◆ Document:
┌──

With the publication of The Distant Lover in 1982, Hein gained international recognition as one of the most influential German writers of his generation. Critics have almost universally acclaimed Hein's use of subtext in The Distant Lover to effectively convey the scope of repression and alienation imposed by a socialist system. Reviewers have also praised Hein's ability to effectively penetrate the psychology of the female narrator in this work. The True Story of Ah Q was not received as warmly by critics. Many commentators—while praising the drama for effectively conveying the state of revolution across cultural boundaries—negatively assessed the social and political development in the play as static and flat. Hein was also criticized for presenting The Knights of the Round Table as an allegory instead of as a more direct portrayal of socialist decay. His detractors have argued that the subtle nuance was unnecessary as there were no restrictions on literary expression in Germany in 1989. The Tango Player gained considerable critical attention for its clever use of subtext to depict the images of apathy and self-imprisonment that have become common in Hein's fiction. Certain reviewers have compared this novel to Franz Kafka's The Trial. However, some critics have complained that the novel's resolution is empty and incomplete.

└──

◆ Data for this exercise:
┌──

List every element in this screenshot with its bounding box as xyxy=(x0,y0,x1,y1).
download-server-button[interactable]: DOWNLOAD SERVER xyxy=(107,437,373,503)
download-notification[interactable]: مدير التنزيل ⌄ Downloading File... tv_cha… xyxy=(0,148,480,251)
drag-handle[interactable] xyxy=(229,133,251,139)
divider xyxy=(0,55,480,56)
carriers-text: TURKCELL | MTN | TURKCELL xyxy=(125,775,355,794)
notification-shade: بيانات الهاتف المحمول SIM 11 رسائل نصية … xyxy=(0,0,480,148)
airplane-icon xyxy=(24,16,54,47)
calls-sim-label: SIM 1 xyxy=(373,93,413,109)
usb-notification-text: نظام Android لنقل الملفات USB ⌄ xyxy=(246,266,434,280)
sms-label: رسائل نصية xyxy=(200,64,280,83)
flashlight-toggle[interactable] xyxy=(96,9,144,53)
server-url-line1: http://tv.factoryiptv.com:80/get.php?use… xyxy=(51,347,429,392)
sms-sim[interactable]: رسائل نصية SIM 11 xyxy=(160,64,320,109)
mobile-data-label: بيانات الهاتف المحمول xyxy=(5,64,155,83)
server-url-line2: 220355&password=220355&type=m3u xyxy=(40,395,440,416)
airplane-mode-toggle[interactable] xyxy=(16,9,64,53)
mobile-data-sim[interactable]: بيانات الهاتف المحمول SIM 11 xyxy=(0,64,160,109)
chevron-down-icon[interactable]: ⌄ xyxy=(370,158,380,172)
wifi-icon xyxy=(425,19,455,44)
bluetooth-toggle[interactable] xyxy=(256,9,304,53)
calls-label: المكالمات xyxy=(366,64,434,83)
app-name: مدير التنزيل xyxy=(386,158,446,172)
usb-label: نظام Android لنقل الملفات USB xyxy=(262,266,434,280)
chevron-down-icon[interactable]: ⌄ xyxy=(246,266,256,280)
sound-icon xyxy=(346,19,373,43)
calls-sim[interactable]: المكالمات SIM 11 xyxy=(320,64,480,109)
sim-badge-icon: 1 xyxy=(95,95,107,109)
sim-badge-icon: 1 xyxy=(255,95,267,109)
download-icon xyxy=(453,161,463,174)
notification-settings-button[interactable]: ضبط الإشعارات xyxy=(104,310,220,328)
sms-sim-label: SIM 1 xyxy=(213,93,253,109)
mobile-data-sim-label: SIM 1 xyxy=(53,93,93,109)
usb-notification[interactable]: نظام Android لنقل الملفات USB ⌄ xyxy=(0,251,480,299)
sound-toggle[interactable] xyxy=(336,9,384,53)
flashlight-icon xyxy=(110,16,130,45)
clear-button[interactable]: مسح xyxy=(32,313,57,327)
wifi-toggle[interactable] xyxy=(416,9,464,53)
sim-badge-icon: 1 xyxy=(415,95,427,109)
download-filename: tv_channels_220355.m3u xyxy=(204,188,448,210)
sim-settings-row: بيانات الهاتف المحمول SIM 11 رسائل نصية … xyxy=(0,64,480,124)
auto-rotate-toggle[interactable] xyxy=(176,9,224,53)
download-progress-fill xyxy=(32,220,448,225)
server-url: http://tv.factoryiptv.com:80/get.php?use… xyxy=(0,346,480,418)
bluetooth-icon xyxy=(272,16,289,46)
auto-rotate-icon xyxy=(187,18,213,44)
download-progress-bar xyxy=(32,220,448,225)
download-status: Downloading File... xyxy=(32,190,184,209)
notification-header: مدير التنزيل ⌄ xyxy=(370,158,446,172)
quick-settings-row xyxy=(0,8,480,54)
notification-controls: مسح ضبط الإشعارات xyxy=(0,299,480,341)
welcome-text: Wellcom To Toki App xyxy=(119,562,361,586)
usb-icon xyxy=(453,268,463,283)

└──

◆ Task list:
- a) Can you copy the stretch of the listing from its first line through the line containing "download-filename: tv_channels_220355.m3u xyxy=(204,188,448,210)", both ends included, character for character?
- b) Can you carry on the passage about the critical reception of Hein's works, starting right after its last sentence?

◆ Responses for each task:
- a)
List every element in this screenshot with its bounding box as xyxy=(x0,y0,x1,y1).
download-server-button[interactable]: DOWNLOAD SERVER xyxy=(107,437,373,503)
download-notification[interactable]: مدير التنزيل ⌄ Downloading File... tv_cha… xyxy=(0,148,480,251)
drag-handle[interactable] xyxy=(229,133,251,139)
divider xyxy=(0,55,480,56)
carriers-text: TURKCELL | MTN | TURKCELL xyxy=(125,775,355,794)
notification-shade: بيانات الهاتف المحمول SIM 11 رسائل نصية … xyxy=(0,0,480,148)
airplane-icon xyxy=(24,16,54,47)
calls-sim-label: SIM 1 xyxy=(373,93,413,109)
usb-notification-text: نظام Android لنقل الملفات USB ⌄ xyxy=(246,266,434,280)
sms-label: رسائل نصية xyxy=(200,64,280,83)
flashlight-toggle[interactable] xyxy=(96,9,144,53)
server-url-line1: http://tv.factoryiptv.com:80/get.php?use… xyxy=(51,347,429,392)
sms-sim[interactable]: رسائل نصية SIM 11 xyxy=(160,64,320,109)
mobile-data-label: بيانات الهاتف المحمول xyxy=(5,64,155,83)
server-url-line2: 220355&password=220355&type=m3u xyxy=(40,395,440,416)
airplane-mode-toggle[interactable] xyxy=(16,9,64,53)
mobile-data-sim[interactable]: بيانات الهاتف المحمول SIM 11 xyxy=(0,64,160,109)
chevron-down-icon[interactable]: ⌄ xyxy=(370,158,380,172)
wifi-icon xyxy=(425,19,455,44)
bluetooth-toggle[interactable] xyxy=(256,9,304,53)
calls-label: المكالمات xyxy=(366,64,434,83)
app-name: مدير التنزيل xyxy=(386,158,446,172)
usb-label: نظام Android لنقل الملفات USB xyxy=(262,266,434,280)
chevron-down-icon[interactable]: ⌄ xyxy=(246,266,256,280)
sound-icon xyxy=(346,19,373,43)
calls-sim[interactable]: المكالمات SIM 11 xyxy=(320,64,480,109)
sim-badge-icon: 1 xyxy=(95,95,107,109)
sim-badge-icon: 1 xyxy=(255,95,267,109)
download-icon xyxy=(453,161,463,174)
notification-settings-button[interactable]: ضبط الإشعارات xyxy=(104,310,220,328)
sms-sim-label: SIM 1 xyxy=(213,93,253,109)
mobile-data-sim-label: SIM 1 xyxy=(53,93,93,109)
usb-notification[interactable]: نظام Android لنقل الملفات USB ⌄ xyxy=(0,251,480,299)
sound-toggle[interactable] xyxy=(336,9,384,53)
flashlight-icon xyxy=(110,16,130,45)
clear-button[interactable]: مسح xyxy=(32,313,57,327)
wifi-toggle[interactable] xyxy=(416,9,464,53)
sim-badge-icon: 1 xyxy=(415,95,427,109)
download-filename: tv_channels_220355.m3u xyxy=(204,188,448,210)

- b)
Despite the success of The Tango Player, Hein's highly controversial The Napoleon Game received decidedly mixed reviews. Some have argued that the novel lacks significant themes and direction. Others have disagreed with that assessment, praising the novel for peering into the void of ideology left by capitalism. Many critics have disapproved of Hein's picture of Western values and were angered by the monstrous representation of capitalism in the character Wörle. After the publication of The Napoleon Game, critics have noted a less subtle depiction of the political messages in Hein's works. Randow, for example, has been almost universally condemned by reviewers as a boring, aggravating, and overly didactic work. Additionally, Right from the Start was considered to be a disappointment by critics who had expected Hein's post-unification literature to be more openly critical of the fallen regime. Some critics have viewed the work to be autobiographical, as certain aspects of Daniel's life share similarities with Hein's childhood. The book has been praised for its convincing description of the world from a child's perspective and for the objective quality of its narrative. Willenbrock has been recognized for its ability to express German sentiment, despite the fact that some critics have faulted the plot for its integration of irrelevant tangents. Hein's essays and speeches have been noted as the work of an artist dedicated to improving society as a whole. Critics have argued that the self-contradictory quality in certain speeches and the disillusionment over a failed socialist system has prompted Hein to redirect his negativity towards Western society and capitalism. Though certain groups have assessed Hein's work as outdated and relevant only to the German culture, the majority of reviewers have deemed Hein's writings to be appealing to a universal audience.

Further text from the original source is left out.